[Lines of data]
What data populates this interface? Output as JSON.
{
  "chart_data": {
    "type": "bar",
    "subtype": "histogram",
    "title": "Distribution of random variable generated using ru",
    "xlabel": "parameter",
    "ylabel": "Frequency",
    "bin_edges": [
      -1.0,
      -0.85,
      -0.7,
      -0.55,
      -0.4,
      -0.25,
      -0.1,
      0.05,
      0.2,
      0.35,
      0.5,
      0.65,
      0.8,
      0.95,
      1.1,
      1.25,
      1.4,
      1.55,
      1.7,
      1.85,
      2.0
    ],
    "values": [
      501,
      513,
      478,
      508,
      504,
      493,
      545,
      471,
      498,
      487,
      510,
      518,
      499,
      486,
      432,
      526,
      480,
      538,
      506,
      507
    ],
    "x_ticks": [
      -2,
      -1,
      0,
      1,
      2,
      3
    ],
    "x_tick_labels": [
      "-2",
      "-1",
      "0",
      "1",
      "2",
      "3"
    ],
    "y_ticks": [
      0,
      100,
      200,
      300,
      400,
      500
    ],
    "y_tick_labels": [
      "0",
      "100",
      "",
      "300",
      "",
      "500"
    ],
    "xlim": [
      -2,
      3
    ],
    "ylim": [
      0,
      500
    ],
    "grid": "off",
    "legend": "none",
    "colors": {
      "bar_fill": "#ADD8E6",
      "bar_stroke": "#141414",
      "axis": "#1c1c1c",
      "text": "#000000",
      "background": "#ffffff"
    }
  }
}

YOUR TASK: Repeat every record, exactly as written.

OUTPUT BELOW:
What data populates this interface? Output as JSON.
{
  "chart_data": {
    "type": "bar",
    "subtype": "histogram",
    "title": "Distribution of random variable generated using ru",
    "xlabel": "parameter",
    "ylabel": "Frequency",
    "bin_edges": [
      -1.0,
      -0.85,
      -0.7,
      -0.55,
      -0.4,
      -0.25,
      -0.1,
      0.05,
      0.2,
      0.35,
      0.5,
      0.65,
      0.8,
      0.95,
      1.1,
      1.25,
      1.4,
      1.55,
      1.7,
      1.85,
      2.0
    ],
    "values": [
      501,
      513,
      478,
      508,
      504,
      493,
      545,
      471,
      498,
      487,
      510,
      518,
      499,
      486,
      432,
      526,
      480,
      538,
      506,
      507
    ],
    "x_ticks": [
      -2,
      -1,
      0,
      1,
      2,
      3
    ],
    "x_tick_labels": [
      "-2",
      "-1",
      "0",
      "1",
      "2",
      "3"
    ],
    "y_ticks": [
      0,
      100,
      200,
      300,
      400,
      500
    ],
    "y_tick_labels": [
      "0",
      "100",
      "",
      "300",
      "",
      "500"
    ],
    "xlim": [
      -2,
      3
    ],
    "ylim": [
      0,
      500
    ],
    "grid": "off",
    "legend": "none",
    "colors": {
      "bar_fill": "#ADD8E6",
      "bar_stroke": "#141414",
      "axis": "#1c1c1c",
      "text": "#000000",
      "background": "#ffffff"
    }
  }
}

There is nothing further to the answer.